● **Directive**
Determine how many lines contain the string "select", then reply with that figure only.

(Dataset items)
※ ※ ※

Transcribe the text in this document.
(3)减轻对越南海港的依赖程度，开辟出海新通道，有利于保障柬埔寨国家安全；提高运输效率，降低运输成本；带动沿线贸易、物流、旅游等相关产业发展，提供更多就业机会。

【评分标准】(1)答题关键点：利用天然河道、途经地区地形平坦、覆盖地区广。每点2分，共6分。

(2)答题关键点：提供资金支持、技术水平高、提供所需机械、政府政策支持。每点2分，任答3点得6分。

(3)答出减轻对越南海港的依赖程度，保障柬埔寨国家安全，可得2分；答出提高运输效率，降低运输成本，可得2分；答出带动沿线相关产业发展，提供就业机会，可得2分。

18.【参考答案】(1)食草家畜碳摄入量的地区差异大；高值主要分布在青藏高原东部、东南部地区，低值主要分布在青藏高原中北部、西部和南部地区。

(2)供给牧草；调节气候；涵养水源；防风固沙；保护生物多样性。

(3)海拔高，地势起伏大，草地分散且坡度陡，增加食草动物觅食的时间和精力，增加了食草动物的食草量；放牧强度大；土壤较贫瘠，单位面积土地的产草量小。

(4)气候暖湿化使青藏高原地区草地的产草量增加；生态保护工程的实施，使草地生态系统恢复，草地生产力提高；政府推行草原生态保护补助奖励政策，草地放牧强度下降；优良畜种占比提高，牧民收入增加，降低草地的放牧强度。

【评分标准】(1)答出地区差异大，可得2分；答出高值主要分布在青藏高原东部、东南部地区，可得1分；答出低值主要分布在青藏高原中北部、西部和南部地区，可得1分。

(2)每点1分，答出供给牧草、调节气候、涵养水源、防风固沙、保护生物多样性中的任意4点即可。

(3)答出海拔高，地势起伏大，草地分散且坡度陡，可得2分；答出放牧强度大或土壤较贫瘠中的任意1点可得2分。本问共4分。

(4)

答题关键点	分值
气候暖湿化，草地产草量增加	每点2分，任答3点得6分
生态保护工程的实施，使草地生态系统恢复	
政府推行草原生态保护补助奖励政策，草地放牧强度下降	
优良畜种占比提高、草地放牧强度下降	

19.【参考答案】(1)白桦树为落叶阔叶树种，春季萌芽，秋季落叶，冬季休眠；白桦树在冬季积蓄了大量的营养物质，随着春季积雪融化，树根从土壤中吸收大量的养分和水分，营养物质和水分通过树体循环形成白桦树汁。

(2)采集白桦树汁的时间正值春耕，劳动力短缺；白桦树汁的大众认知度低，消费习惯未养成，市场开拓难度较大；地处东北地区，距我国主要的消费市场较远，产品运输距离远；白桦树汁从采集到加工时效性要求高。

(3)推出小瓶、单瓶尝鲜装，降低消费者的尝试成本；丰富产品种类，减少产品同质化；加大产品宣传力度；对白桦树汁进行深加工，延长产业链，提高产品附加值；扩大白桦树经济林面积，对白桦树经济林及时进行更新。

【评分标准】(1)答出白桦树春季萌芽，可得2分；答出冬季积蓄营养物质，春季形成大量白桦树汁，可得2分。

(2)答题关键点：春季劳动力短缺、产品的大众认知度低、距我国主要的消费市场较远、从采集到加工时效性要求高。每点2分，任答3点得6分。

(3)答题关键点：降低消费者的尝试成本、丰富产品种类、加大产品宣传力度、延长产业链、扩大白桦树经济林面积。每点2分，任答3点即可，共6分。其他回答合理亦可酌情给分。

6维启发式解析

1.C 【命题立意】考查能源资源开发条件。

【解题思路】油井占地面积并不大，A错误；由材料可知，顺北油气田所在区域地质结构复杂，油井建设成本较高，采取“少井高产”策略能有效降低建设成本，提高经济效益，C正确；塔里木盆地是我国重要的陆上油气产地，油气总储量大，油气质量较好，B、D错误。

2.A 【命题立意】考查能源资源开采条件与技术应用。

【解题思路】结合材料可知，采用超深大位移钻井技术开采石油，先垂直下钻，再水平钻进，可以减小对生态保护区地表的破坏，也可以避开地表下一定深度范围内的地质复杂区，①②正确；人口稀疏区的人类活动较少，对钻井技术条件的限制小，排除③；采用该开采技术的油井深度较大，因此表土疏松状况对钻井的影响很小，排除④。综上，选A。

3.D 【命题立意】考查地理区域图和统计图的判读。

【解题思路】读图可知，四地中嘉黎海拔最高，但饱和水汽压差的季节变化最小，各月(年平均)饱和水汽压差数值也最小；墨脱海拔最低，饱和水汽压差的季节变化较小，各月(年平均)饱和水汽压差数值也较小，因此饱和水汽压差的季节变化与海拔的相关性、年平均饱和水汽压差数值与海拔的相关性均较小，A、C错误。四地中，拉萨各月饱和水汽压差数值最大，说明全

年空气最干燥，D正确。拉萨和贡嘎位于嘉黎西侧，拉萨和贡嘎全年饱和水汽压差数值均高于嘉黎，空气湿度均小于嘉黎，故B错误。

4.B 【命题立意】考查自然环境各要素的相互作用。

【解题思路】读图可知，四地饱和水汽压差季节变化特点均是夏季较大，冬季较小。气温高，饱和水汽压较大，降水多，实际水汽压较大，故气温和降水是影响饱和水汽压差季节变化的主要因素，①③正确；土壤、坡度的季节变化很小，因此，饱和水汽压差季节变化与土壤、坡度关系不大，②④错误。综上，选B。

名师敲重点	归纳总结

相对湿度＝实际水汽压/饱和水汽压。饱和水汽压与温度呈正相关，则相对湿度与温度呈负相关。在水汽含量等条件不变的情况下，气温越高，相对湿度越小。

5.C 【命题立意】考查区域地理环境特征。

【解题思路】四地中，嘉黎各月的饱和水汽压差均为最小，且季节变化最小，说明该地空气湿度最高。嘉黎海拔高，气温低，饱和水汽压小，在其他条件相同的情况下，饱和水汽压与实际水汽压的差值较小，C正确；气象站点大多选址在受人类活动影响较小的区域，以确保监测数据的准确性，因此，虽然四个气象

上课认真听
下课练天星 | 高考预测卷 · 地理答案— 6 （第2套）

※ ※ ※

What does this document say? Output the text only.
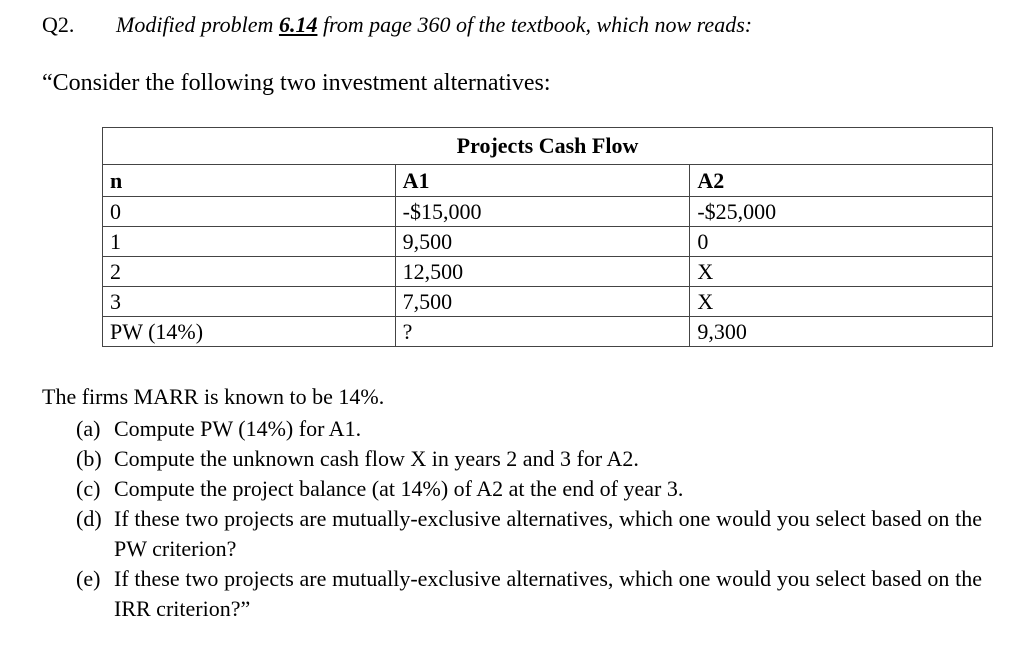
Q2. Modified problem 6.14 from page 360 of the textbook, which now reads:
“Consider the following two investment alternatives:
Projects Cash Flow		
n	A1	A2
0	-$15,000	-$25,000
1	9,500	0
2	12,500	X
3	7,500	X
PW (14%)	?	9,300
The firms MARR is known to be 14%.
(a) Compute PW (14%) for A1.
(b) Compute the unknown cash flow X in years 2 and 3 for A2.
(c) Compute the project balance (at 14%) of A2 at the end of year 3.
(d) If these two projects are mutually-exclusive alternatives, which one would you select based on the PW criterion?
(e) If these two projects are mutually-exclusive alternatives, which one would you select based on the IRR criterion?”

※ ※ ※

● **Completed task**
2